• What needs to be done
Repeat every item below word for word, changing nothing.
** START Records provided **
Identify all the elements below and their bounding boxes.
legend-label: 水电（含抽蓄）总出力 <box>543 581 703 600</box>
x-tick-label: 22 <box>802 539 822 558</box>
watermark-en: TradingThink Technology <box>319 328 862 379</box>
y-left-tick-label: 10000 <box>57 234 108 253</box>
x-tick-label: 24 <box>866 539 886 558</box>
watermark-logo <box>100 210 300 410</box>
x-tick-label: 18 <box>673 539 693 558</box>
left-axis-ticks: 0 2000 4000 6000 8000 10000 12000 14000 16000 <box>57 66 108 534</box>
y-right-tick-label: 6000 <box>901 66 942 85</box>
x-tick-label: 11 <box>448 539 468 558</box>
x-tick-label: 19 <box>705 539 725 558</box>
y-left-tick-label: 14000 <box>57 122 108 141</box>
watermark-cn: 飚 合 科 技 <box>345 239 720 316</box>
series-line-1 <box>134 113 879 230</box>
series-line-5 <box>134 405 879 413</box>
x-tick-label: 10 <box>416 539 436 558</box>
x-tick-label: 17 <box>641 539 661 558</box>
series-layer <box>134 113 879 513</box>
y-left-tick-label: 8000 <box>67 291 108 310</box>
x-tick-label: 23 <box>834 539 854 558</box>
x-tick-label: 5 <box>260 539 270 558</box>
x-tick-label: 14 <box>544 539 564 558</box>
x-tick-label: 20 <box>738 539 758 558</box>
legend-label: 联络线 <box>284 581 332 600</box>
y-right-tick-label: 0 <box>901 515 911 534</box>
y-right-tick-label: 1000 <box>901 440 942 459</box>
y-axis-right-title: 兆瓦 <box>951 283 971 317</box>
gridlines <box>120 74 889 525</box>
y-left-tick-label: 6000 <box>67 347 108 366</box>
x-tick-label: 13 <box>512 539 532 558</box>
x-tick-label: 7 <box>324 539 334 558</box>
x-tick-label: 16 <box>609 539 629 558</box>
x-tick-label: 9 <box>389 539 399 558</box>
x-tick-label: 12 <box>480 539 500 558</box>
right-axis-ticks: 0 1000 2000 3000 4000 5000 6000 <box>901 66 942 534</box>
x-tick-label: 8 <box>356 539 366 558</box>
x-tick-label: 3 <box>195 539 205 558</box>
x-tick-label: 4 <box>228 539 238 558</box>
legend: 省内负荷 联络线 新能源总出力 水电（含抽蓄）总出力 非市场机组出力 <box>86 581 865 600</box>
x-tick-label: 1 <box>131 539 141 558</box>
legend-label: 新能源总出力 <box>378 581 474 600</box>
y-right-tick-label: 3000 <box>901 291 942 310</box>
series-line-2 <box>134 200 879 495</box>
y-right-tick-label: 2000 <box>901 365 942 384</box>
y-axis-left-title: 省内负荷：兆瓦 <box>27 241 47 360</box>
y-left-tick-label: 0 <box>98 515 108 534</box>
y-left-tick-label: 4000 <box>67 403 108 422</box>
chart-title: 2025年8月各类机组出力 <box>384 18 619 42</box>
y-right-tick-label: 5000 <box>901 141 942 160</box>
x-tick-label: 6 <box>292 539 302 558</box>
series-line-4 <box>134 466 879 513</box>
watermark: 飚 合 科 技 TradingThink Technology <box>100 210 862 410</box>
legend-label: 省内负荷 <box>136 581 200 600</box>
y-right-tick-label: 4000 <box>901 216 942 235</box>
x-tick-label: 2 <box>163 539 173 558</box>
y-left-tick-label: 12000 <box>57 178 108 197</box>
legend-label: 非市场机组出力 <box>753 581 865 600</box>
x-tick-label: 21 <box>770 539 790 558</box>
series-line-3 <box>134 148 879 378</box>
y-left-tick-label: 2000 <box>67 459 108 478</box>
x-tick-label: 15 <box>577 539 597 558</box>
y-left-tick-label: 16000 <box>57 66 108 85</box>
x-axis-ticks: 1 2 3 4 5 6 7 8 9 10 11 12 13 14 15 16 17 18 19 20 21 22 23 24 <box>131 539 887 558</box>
** END Records provided **
• Response
Identify all the elements below and their bounding boxes.
legend-label: 水电（含抽蓄）总出力 <box>543 581 703 600</box>
x-tick-label: 22 <box>802 539 822 558</box>
watermark-en: TradingThink Technology <box>319 328 862 379</box>
y-left-tick-label: 10000 <box>57 234 108 253</box>
x-tick-label: 24 <box>866 539 886 558</box>
watermark-logo <box>100 210 300 410</box>
x-tick-label: 18 <box>673 539 693 558</box>
left-axis-ticks: 0 2000 4000 6000 8000 10000 12000 14000 16000 <box>57 66 108 534</box>
y-right-tick-label: 6000 <box>901 66 942 85</box>
x-tick-label: 11 <box>448 539 468 558</box>
x-tick-label: 19 <box>705 539 725 558</box>
y-left-tick-label: 14000 <box>57 122 108 141</box>
watermark-cn: 飚 合 科 技 <box>345 239 720 316</box>
series-line-1 <box>134 113 879 230</box>
series-line-5 <box>134 405 879 413</box>
x-tick-label: 10 <box>416 539 436 558</box>
x-tick-label: 17 <box>641 539 661 558</box>
series-layer <box>134 113 879 513</box>
y-left-tick-label: 8000 <box>67 291 108 310</box>
x-tick-label: 23 <box>834 539 854 558</box>
x-tick-label: 5 <box>260 539 270 558</box>
x-tick-label: 14 <box>544 539 564 558</box>
x-tick-label: 20 <box>738 539 758 558</box>
legend-label: 联络线 <box>284 581 332 600</box>
y-right-tick-label: 0 <box>901 515 911 534</box>
y-right-tick-label: 1000 <box>901 440 942 459</box>
y-axis-right-title: 兆瓦 <box>951 283 971 317</box>
gridlines <box>120 74 889 525</box>
y-left-tick-label: 6000 <box>67 347 108 366</box>
x-tick-label: 13 <box>512 539 532 558</box>
x-tick-label: 7 <box>324 539 334 558</box>
x-tick-label: 16 <box>609 539 629 558</box>
x-tick-label: 9 <box>389 539 399 558</box>
x-tick-label: 12 <box>480 539 500 558</box>
right-axis-ticks: 0 1000 2000 3000 4000 5000 6000 <box>901 66 942 534</box>
x-tick-label: 8 <box>356 539 366 558</box>
x-tick-label: 3 <box>195 539 205 558</box>
x-tick-label: 4 <box>228 539 238 558</box>
legend: 省内负荷 联络线 新能源总出力 水电（含抽蓄）总出力 非市场机组出力 <box>86 581 865 600</box>
x-tick-label: 1 <box>131 539 141 558</box>
legend-label: 新能源总出力 <box>378 581 474 600</box>
y-right-tick-label: 3000 <box>901 291 942 310</box>
series-line-2 <box>134 200 879 495</box>
y-right-tick-label: 2000 <box>901 365 942 384</box>
y-axis-left-title: 省内负荷：兆瓦 <box>27 241 47 360</box>
y-left-tick-label: 0 <box>98 515 108 534</box>
y-left-tick-label: 4000 <box>67 403 108 422</box>
chart-title: 2025年8月各类机组出力 <box>384 18 619 42</box>
y-right-tick-label: 5000 <box>901 141 942 160</box>
x-tick-label: 6 <box>292 539 302 558</box>
series-line-4 <box>134 466 879 513</box>
watermark: 飚 合 科 技 TradingThink Technology <box>100 210 862 410</box>
legend-label: 省内负荷 <box>136 581 200 600</box>
y-right-tick-label: 4000 <box>901 216 942 235</box>
x-tick-label: 2 <box>163 539 173 558</box>
y-left-tick-label: 12000 <box>57 178 108 197</box>
legend-label: 非市场机组出力 <box>753 581 865 600</box>
x-tick-label: 21 <box>770 539 790 558</box>
series-line-3 <box>134 148 879 378</box>
y-left-tick-label: 2000 <box>67 459 108 478</box>
x-tick-label: 15 <box>577 539 597 558</box>
y-left-tick-label: 16000 <box>57 66 108 85</box>
x-axis-ticks: 1 2 3 4 5 6 7 8 9 10 11 12 13 14 15 16 17 18 19 20 21 22 23 24 <box>131 539 887 558</box>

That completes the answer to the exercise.